_Short exercise:_
Determine the count of lines holding the string "omnibus". Return only the number.
================
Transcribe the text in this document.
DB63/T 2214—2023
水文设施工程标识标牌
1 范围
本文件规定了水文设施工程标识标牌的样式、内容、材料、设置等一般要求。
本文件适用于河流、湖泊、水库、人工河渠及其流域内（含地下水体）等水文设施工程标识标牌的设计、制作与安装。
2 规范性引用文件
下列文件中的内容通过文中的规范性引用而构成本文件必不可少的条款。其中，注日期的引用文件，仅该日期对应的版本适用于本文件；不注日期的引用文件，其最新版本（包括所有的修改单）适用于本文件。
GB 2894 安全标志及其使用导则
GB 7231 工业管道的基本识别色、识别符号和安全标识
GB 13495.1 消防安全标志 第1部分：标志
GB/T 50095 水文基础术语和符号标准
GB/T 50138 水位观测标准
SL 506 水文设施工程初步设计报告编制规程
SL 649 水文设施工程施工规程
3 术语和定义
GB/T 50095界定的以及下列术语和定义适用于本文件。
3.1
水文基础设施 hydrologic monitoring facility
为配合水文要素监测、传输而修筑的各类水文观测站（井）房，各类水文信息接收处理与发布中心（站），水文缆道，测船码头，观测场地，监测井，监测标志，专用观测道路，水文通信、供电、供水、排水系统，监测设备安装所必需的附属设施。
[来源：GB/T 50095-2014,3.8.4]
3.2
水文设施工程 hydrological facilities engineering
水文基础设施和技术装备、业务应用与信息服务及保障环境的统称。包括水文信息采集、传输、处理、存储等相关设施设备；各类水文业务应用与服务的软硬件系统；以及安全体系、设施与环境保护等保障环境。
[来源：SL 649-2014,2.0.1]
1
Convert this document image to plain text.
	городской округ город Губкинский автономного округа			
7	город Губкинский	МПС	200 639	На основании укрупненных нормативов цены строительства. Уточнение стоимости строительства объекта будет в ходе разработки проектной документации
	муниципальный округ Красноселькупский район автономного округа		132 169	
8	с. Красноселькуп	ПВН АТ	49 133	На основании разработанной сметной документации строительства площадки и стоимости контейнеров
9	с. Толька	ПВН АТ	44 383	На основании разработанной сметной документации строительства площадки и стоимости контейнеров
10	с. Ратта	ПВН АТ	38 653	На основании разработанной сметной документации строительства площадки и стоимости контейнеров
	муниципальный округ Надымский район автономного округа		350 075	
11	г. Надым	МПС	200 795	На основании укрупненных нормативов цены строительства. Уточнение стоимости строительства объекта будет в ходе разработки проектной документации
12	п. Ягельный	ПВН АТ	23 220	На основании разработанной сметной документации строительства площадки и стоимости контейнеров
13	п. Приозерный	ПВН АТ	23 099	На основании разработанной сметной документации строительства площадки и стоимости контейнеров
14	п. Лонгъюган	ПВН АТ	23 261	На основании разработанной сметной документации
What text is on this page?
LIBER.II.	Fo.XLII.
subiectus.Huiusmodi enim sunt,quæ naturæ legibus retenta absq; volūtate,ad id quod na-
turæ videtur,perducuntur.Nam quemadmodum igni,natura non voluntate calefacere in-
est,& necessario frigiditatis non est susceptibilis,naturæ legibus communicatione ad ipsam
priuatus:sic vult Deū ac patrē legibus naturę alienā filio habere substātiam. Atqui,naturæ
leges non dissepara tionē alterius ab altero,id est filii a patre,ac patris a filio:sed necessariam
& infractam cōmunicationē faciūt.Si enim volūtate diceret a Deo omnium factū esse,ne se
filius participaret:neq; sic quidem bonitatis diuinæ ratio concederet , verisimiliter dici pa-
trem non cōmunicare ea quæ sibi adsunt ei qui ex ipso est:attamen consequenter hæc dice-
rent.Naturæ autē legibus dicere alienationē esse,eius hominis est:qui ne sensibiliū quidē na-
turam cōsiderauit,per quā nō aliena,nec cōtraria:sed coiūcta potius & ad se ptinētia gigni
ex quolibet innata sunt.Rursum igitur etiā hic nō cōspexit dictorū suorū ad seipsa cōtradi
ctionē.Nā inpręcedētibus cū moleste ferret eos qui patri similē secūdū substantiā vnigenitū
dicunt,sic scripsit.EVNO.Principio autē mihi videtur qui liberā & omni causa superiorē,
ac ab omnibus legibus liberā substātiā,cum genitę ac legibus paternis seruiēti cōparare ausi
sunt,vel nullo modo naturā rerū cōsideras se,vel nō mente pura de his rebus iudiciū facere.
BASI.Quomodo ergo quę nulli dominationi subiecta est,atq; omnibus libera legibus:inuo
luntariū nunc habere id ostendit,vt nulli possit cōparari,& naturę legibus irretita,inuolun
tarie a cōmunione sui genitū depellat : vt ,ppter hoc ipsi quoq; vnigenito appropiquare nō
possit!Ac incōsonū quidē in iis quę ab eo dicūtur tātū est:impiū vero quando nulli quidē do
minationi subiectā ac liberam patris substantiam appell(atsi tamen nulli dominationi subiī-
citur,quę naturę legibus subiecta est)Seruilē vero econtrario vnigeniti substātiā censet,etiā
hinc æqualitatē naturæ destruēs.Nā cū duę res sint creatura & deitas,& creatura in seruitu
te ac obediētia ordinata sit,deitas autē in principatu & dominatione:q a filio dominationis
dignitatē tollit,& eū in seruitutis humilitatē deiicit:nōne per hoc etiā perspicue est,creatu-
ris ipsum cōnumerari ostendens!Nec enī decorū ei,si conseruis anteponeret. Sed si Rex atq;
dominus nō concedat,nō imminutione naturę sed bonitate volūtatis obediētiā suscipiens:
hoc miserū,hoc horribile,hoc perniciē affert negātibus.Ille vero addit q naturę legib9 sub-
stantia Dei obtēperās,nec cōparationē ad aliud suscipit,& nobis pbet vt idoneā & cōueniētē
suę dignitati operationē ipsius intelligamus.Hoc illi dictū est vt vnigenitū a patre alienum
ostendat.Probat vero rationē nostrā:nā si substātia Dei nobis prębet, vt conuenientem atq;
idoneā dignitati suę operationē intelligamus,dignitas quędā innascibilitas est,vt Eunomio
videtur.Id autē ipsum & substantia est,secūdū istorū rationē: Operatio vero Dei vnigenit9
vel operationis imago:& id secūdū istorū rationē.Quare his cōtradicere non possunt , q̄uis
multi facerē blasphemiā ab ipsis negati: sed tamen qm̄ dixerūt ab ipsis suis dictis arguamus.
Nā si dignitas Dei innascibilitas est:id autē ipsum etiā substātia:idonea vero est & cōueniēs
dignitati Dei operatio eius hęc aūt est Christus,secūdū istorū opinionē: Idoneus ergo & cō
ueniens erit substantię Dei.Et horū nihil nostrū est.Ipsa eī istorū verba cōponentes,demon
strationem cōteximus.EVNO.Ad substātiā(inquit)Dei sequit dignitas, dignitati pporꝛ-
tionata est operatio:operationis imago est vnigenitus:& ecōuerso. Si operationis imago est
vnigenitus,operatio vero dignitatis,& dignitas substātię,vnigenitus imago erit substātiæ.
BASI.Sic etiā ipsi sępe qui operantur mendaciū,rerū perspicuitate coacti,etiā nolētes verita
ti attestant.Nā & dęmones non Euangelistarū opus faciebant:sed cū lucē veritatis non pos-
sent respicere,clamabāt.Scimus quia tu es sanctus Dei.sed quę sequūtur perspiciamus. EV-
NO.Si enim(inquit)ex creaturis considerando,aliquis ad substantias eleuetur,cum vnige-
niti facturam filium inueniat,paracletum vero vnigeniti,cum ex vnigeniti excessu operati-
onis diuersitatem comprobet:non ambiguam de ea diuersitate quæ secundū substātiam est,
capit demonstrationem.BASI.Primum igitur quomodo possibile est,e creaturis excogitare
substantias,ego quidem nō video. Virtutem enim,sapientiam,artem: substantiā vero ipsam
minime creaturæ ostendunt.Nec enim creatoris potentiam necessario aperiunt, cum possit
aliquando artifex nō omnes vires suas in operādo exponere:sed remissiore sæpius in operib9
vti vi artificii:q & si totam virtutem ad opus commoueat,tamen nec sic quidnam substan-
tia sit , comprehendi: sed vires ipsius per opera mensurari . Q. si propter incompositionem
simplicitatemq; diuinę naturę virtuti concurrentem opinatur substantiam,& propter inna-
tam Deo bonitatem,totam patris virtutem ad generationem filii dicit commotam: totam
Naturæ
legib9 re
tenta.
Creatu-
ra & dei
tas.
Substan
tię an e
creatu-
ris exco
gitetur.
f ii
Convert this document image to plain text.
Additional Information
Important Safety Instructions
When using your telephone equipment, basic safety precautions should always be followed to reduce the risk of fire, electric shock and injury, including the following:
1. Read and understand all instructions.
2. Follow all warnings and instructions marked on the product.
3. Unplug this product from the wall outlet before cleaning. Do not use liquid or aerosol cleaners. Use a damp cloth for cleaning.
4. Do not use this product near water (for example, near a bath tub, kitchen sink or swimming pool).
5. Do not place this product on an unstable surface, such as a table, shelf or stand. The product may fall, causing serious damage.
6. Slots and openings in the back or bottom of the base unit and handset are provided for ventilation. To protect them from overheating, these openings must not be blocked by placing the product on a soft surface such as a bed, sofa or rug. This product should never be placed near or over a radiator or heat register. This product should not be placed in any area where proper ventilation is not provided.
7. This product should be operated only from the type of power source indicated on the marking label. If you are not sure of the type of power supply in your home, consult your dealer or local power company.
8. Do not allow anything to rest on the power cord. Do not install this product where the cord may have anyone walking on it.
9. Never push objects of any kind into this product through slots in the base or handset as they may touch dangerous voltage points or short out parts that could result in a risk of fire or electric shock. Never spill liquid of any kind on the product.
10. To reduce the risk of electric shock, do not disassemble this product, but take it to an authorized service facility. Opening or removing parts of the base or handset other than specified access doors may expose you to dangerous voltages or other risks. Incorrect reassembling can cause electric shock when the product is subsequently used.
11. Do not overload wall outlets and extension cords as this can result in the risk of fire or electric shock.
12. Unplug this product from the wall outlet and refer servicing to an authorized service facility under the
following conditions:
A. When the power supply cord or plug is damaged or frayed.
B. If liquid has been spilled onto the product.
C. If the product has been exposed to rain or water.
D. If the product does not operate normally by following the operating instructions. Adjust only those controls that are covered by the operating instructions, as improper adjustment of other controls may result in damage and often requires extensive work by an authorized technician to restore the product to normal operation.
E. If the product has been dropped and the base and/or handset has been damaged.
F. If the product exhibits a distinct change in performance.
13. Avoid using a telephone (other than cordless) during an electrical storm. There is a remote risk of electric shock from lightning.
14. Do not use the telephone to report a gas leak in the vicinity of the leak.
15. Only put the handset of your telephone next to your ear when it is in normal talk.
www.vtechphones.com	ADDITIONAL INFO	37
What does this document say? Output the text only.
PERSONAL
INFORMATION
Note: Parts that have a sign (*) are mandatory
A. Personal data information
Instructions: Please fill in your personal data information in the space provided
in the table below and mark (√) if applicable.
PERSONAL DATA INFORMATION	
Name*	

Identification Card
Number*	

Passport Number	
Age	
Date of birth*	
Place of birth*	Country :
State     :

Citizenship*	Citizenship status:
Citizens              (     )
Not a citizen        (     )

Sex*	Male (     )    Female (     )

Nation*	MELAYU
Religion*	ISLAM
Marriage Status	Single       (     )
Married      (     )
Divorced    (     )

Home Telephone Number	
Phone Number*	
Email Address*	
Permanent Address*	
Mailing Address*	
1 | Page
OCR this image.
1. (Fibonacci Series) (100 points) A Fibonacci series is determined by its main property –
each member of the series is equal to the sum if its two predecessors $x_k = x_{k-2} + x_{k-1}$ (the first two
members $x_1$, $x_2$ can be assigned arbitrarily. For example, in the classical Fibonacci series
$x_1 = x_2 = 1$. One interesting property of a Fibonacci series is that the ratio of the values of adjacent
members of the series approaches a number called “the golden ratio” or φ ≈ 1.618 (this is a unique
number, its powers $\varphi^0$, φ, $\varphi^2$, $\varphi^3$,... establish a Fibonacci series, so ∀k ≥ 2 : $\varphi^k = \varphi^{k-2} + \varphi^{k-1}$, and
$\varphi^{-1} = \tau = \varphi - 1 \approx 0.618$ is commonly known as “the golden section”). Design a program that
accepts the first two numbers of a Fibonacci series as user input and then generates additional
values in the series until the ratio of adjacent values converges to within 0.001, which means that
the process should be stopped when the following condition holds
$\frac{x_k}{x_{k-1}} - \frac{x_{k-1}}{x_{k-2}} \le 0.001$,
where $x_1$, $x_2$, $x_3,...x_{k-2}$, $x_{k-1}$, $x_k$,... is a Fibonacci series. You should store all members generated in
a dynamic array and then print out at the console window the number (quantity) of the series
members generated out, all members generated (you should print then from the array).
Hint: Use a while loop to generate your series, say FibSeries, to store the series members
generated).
================
_Answer to the problem:_
2